*Work to be completed*. Begin at the line that contains "Give me a plain-text" and reproduce it along with every line after it to the end of the listing; skip any pictures.

Data records:

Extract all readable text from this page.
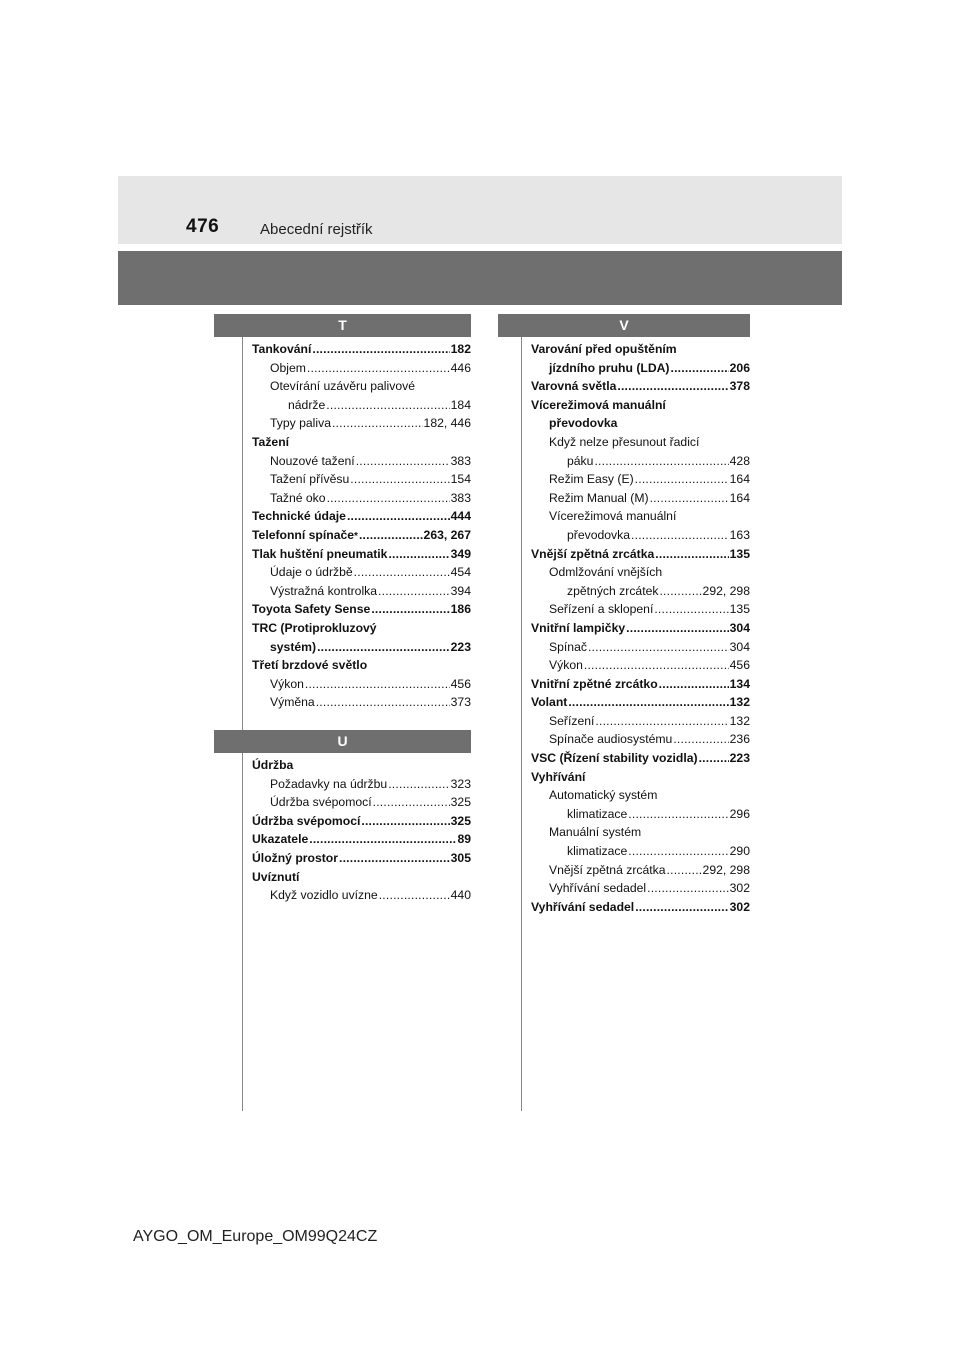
476	Abecední rejstřík
T
Tankování .....	182
Objem .....	446
Otevírání uzávěru palivové
nádrže .....	184
Typy paliva .....	182, 446
Tažení
Nouzové tažení .....	383
Tažení přívěsu .....	154
Tažné oko .....	383
Technické údaje .....	444
Telefonní spínače * .....	263, 267
Tlak huštění pneumatik .....	349
Údaje o údržbě .....	454
Výstražná kontrolka .....	394
Toyota Safety Sense .....	186
TRC (Protiprokluzový
systém) .....	223
Třetí brzdové světlo
Výkon .....	456
Výměna .....	373
U
Údržba
Požadavky na údržbu .....	323
Údržba svépomocí .....	325
Údržba svépomocí .....	325
Ukazatele .....	89
Úložný prostor .....	305
Uvíznutí
Když vozidlo uvízne .....	440
V
Varování před opuštěním
jízdního pruhu (LDA) .....	206
Varovná světla .....	378
Vícerežimová manuální
převodovka
Když nelze přesunout řadicí
páku .....	428
Režim Easy (E) .....	164
Režim Manual (M) .....	164
Vícerežimová manuální
převodovka .....	163
Vnější zpětná zrcátka .....	135
Odmlžování vnějších
zpětných zrcátek .....	292, 298
Seřízení a sklopení .....	135
Vnitřní lampičky .....	304
Spínač .....	304
Výkon .....	456
Vnitřní zpětné zrcátko .....	134
Volant .....	132
Seřízení .....	132
Spínače audiosystému .....	236
VSC (Řízení stability vozidla) .....	223
Vyhřívání
Automatický systém
klimatizace .....	296
Manuální systém
klimatizace .....	290
Vnější zpětná zrcátka .....	292, 298
Vyhřívání sedadel .....	302
Vyhřívání sedadel .....	302
AYGO_OM_Europe_OM99Q24CZ
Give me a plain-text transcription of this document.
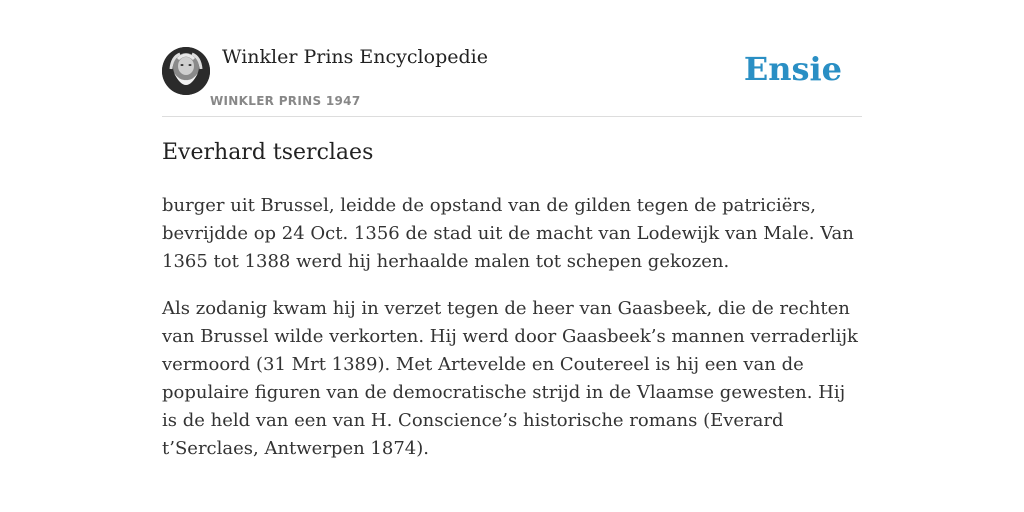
Winkler Prins Encyclopedie
WINKLER PRINS 1947
Ensie
Everhard tserclaes

burger uit Brussel, leidde de opstand van de gilden tegen de patriciërs, bevrijdde op 24 Oct. 1356 de stad uit de macht van Lodewijk van Male. Van 1365 tot 1388 werd hij herhaalde malen tot schepen gekozen.

Als zodanig kwam hij in verzet tegen de heer van Gaasbeek, die de rechten van Brussel wilde verkorten. Hij werd door Gaasbeek’s mannen verraderlijk vermoord (31 Mrt 1389). Met Artevelde en Coutereel is hij een van de populaire figuren van de democratische strijd in de Vlaamse gewesten. Hij is de held van een van H. Conscience’s historische romans (Everard t’Serclaes, Antwerpen 1874).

*Full response*.
Give me a plain-text transcription of this document.
Winkler Prins Encyclopedie
WINKLER PRINS 1947
Ensie
Everhard tserclaes

burger uit Brussel, leidde de opstand van de gilden tegen de patriciërs, bevrijdde op 24 Oct. 1356 de stad uit de macht van Lodewijk van Male. Van 1365 tot 1388 werd hij herhaalde malen tot schepen gekozen.

Als zodanig kwam hij in verzet tegen de heer van Gaasbeek, die de rechten van Brussel wilde verkorten. Hij werd door Gaasbeek’s mannen verraderlijk vermoord (31 Mrt 1389). Met Artevelde en Coutereel is hij een van de populaire figuren van de democratische strijd in de Vlaamse gewesten. Hij is de held van een van H. Conscience’s historische romans (Everard t’Serclaes, Antwerpen 1874).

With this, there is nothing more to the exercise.